What this task involves:
Without the images, output each record below as it stands.

## start Data rows

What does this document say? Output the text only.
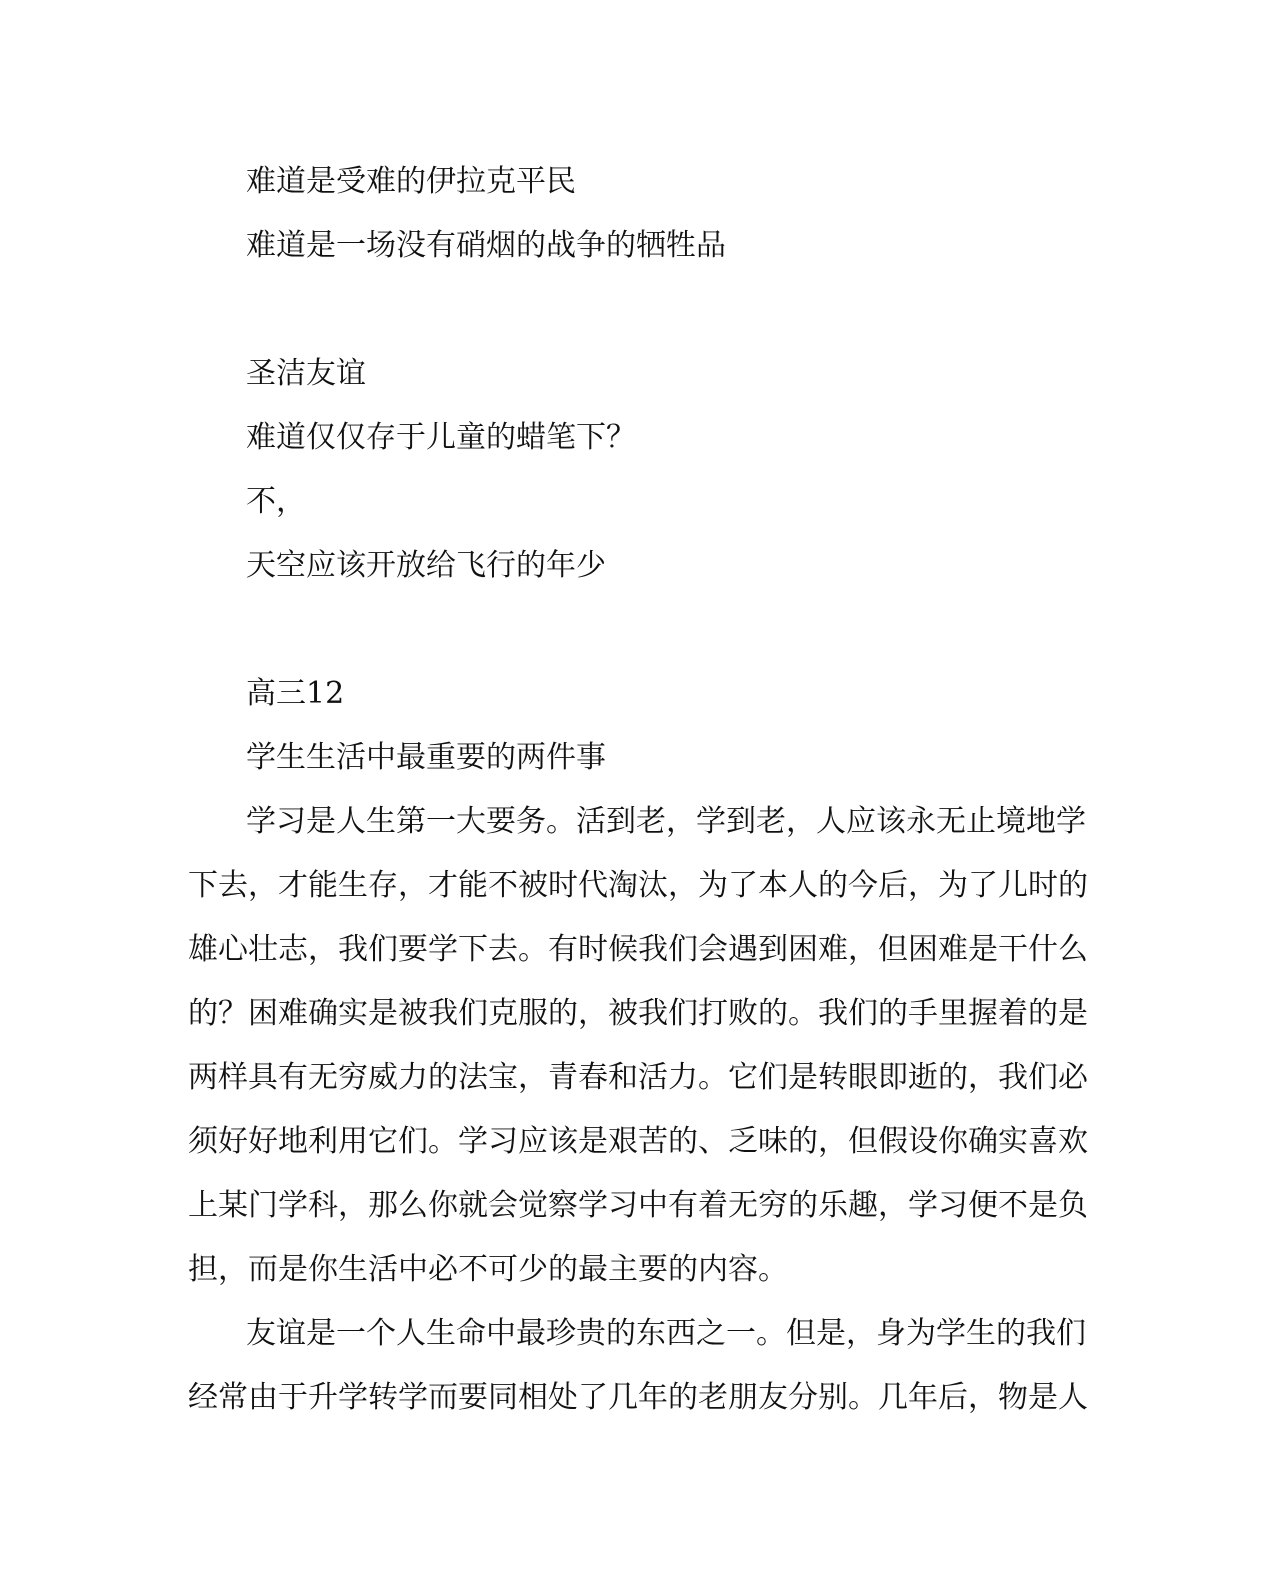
难道是受难的伊拉克平民

难道是一场没有硝烟的战争的牺牲品

圣洁友谊

难道仅仅存于儿童的蜡笔下？

不，

天空应该开放给飞行的年少

高三12

学生生活中最重要的两件事

学习是人生第一大要务。活到老，学到老，人应该永无止境地学

下去，才能生存，才能不被时代淘汰，为了本人的今后，为了儿时的

雄心壮志，我们要学下去。有时候我们会遇到困难，但困难是干什么

的？困难确实是被我们克服的，被我们打败的。我们的手里握着的是

两样具有无穷威力的法宝，青春和活力。它们是转眼即逝的，我们必

须好好地利用它们。学习应该是艰苦的、乏味的，但假设你确实喜欢

上某门学科，那么你就会觉察学习中有着无穷的乐趣，学习便不是负

担，而是你生活中必不可少的最主要的内容。

友谊是一个人生命中最珍贵的东西之一。但是，身为学生的我们

经常由于升学转学而要同相处了几年的老朋友分别。几年后，物是人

## end Data rows

The reply:
What does this document say? Output the text only.
难道是受难的伊拉克平民

难道是一场没有硝烟的战争的牺牲品

圣洁友谊

难道仅仅存于儿童的蜡笔下？

不，

天空应该开放给飞行的年少

高三12

学生生活中最重要的两件事

学习是人生第一大要务。活到老，学到老，人应该永无止境地学

下去，才能生存，才能不被时代淘汰，为了本人的今后，为了儿时的

雄心壮志，我们要学下去。有时候我们会遇到困难，但困难是干什么

的？困难确实是被我们克服的，被我们打败的。我们的手里握着的是

两样具有无穷威力的法宝，青春和活力。它们是转眼即逝的，我们必

须好好地利用它们。学习应该是艰苦的、乏味的，但假设你确实喜欢

上某门学科，那么你就会觉察学习中有着无穷的乐趣，学习便不是负

担，而是你生活中必不可少的最主要的内容。

友谊是一个人生命中最珍贵的东西之一。但是，身为学生的我们

经常由于升学转学而要同相处了几年的老朋友分别。几年后，物是人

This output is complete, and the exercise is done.